- Your objective
The records that follow must be reproduced in full, exactly as written.

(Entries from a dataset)
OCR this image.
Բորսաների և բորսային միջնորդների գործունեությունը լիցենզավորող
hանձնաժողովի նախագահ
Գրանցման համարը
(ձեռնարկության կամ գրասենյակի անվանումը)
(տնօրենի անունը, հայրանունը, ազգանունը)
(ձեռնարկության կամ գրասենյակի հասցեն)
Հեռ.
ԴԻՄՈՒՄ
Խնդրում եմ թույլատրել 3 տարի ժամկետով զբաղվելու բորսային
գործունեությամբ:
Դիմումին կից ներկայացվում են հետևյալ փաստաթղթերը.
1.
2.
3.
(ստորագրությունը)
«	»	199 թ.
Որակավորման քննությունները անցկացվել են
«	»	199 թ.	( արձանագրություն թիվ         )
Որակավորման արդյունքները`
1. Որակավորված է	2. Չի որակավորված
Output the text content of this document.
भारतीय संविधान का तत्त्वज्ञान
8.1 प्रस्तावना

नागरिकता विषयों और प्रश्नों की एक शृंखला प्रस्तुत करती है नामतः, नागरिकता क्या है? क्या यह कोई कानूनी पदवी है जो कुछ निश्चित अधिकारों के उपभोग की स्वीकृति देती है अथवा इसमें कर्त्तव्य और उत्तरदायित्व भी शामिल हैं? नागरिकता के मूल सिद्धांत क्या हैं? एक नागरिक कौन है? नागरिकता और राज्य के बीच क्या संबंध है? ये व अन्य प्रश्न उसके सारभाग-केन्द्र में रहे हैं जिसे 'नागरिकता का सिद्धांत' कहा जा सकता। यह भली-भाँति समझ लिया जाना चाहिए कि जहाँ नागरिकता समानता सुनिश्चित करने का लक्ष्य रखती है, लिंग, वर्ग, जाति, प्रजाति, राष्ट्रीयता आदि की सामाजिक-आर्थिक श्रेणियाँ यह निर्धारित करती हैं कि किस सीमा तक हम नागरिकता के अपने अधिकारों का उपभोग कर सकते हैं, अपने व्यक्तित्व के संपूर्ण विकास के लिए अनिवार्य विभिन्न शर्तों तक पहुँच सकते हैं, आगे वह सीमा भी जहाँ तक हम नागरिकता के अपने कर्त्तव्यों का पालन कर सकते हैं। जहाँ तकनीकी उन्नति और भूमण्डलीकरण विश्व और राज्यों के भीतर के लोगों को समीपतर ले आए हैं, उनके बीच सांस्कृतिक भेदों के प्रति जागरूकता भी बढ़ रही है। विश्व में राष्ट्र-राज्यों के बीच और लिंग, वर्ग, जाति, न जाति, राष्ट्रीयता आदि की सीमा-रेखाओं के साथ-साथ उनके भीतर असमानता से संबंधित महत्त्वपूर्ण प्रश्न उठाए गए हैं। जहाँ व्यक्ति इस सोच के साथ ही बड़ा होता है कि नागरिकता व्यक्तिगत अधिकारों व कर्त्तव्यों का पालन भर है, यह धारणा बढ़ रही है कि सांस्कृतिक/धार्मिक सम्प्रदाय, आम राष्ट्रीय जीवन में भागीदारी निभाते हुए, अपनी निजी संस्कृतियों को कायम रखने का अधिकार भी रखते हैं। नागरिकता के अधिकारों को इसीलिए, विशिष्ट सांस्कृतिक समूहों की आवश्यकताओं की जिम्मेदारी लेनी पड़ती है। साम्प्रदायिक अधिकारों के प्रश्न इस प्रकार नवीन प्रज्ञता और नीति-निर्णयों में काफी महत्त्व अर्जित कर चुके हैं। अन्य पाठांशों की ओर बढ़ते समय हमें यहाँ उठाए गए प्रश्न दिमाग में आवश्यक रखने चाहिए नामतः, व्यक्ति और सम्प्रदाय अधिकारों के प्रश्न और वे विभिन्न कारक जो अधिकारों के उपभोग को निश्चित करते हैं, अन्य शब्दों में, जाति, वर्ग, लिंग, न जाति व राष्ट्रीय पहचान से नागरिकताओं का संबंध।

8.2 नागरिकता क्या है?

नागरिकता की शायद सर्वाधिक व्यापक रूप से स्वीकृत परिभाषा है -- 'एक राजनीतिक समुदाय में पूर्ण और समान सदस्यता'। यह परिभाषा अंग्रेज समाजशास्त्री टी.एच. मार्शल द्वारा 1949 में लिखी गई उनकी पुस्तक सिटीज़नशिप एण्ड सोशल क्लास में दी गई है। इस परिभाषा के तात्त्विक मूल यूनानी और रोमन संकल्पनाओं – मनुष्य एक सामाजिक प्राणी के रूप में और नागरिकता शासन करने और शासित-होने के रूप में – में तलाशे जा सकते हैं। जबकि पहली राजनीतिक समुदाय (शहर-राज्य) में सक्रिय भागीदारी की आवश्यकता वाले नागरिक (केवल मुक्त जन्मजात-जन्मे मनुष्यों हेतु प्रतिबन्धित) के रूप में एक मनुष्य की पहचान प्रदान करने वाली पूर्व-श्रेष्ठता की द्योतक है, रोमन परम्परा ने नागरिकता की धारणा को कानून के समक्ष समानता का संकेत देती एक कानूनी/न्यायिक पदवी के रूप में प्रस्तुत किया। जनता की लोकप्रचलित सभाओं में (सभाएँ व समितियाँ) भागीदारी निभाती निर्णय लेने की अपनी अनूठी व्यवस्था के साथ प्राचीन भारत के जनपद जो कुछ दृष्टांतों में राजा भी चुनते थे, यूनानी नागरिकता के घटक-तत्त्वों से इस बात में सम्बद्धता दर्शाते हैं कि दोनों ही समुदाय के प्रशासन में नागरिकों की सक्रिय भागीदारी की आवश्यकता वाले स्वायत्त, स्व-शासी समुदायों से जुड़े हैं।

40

- The response
OCR this image.
Բորսաների և բորսային միջնորդների գործունեությունը լիցենզավորող
hանձնաժողովի նախագահ
Գրանցման համարը
(ձեռնարկության կամ գրասենյակի անվանումը)
(տնօրենի անունը, հայրանունը, ազգանունը)
(ձեռնարկության կամ գրասենյակի հասցեն)
Հեռ.
ԴԻՄՈՒՄ
Խնդրում եմ թույլատրել 3 տարի ժամկետով զբաղվելու բորսային
գործունեությամբ:
Դիմումին կից ներկայացվում են հետևյալ փաստաթղթերը.
1.
2.
3.
(ստորագրությունը)
«	»	199 թ.
Որակավորման քննությունները անցկացվել են
«	»	199 թ.	( արձանագրություն թիվ         )
Որակավորման արդյունքները`
1. Որակավորված է	2. Չի որակավորված
Output the text content of this document.
भारतीय संविधान का तत्त्वज्ञान
8.1 प्रस्तावना

नागरिकता विषयों और प्रश्नों की एक शृंखला प्रस्तुत करती है नामतः, नागरिकता क्या है? क्या यह कोई कानूनी पदवी है जो कुछ निश्चित अधिकारों के उपभोग की स्वीकृति देती है अथवा इसमें कर्त्तव्य और उत्तरदायित्व भी शामिल हैं? नागरिकता के मूल सिद्धांत क्या हैं? एक नागरिक कौन है? नागरिकता और राज्य के बीच क्या संबंध है? ये व अन्य प्रश्न उसके सारभाग-केन्द्र में रहे हैं जिसे 'नागरिकता का सिद्धांत' कहा जा सकता। यह भली-भाँति समझ लिया जाना चाहिए कि जहाँ नागरिकता समानता सुनिश्चित करने का लक्ष्य रखती है, लिंग, वर्ग, जाति, प्रजाति, राष्ट्रीयता आदि की सामाजिक-आर्थिक श्रेणियाँ यह निर्धारित करती हैं कि किस सीमा तक हम नागरिकता के अपने अधिकारों का उपभोग कर सकते हैं, अपने व्यक्तित्व के संपूर्ण विकास के लिए अनिवार्य विभिन्न शर्तों तक पहुँच सकते हैं, आगे वह सीमा भी जहाँ तक हम नागरिकता के अपने कर्त्तव्यों का पालन कर सकते हैं। जहाँ तकनीकी उन्नति और भूमण्डलीकरण विश्व और राज्यों के भीतर के लोगों को समीपतर ले आए हैं, उनके बीच सांस्कृतिक भेदों के प्रति जागरूकता भी बढ़ रही है। विश्व में राष्ट्र-राज्यों के बीच और लिंग, वर्ग, जाति, न जाति, राष्ट्रीयता आदि की सीमा-रेखाओं के साथ-साथ उनके भीतर असमानता से संबंधित महत्त्वपूर्ण प्रश्न उठाए गए हैं। जहाँ व्यक्ति इस सोच के साथ ही बड़ा होता है कि नागरिकता व्यक्तिगत अधिकारों व कर्त्तव्यों का पालन भर है, यह धारणा बढ़ रही है कि सांस्कृतिक/धार्मिक सम्प्रदाय, आम राष्ट्रीय जीवन में भागीदारी निभाते हुए, अपनी निजी संस्कृतियों को कायम रखने का अधिकार भी रखते हैं। नागरिकता के अधिकारों को इसीलिए, विशिष्ट सांस्कृतिक समूहों की आवश्यकताओं की जिम्मेदारी लेनी पड़ती है। साम्प्रदायिक अधिकारों के प्रश्न इस प्रकार नवीन प्रज्ञता और नीति-निर्णयों में काफी महत्त्व अर्जित कर चुके हैं। अन्य पाठांशों की ओर बढ़ते समय हमें यहाँ उठाए गए प्रश्न दिमाग में आवश्यक रखने चाहिए नामतः, व्यक्ति और सम्प्रदाय अधिकारों के प्रश्न और वे विभिन्न कारक जो अधिकारों के उपभोग को निश्चित करते हैं, अन्य शब्दों में, जाति, वर्ग, लिंग, न जाति व राष्ट्रीय पहचान से नागरिकताओं का संबंध।

8.2 नागरिकता क्या है?

नागरिकता की शायद सर्वाधिक व्यापक रूप से स्वीकृत परिभाषा है -- 'एक राजनीतिक समुदाय में पूर्ण और समान सदस्यता'। यह परिभाषा अंग्रेज समाजशास्त्री टी.एच. मार्शल द्वारा 1949 में लिखी गई उनकी पुस्तक सिटीज़नशिप एण्ड सोशल क्लास में दी गई है। इस परिभाषा के तात्त्विक मूल यूनानी और रोमन संकल्पनाओं – मनुष्य एक सामाजिक प्राणी के रूप में और नागरिकता शासन करने और शासित-होने के रूप में – में तलाशे जा सकते हैं। जबकि पहली राजनीतिक समुदाय (शहर-राज्य) में सक्रिय भागीदारी की आवश्यकता वाले नागरिक (केवल मुक्त जन्मजात-जन्मे मनुष्यों हेतु प्रतिबन्धित) के रूप में एक मनुष्य की पहचान प्रदान करने वाली पूर्व-श्रेष्ठता की द्योतक है, रोमन परम्परा ने नागरिकता की धारणा को कानून के समक्ष समानता का संकेत देती एक कानूनी/न्यायिक पदवी के रूप में प्रस्तुत किया। जनता की लोकप्रचलित सभाओं में (सभाएँ व समितियाँ) भागीदारी निभाती निर्णय लेने की अपनी अनूठी व्यवस्था के साथ प्राचीन भारत के जनपद जो कुछ दृष्टांतों में राजा भी चुनते थे, यूनानी नागरिकता के घटक-तत्त्वों से इस बात में सम्बद्धता दर्शाते हैं कि दोनों ही समुदाय के प्रशासन में नागरिकों की सक्रिय भागीदारी की आवश्यकता वाले स्वायत्त, स्व-शासी समुदायों से जुड़े हैं।

40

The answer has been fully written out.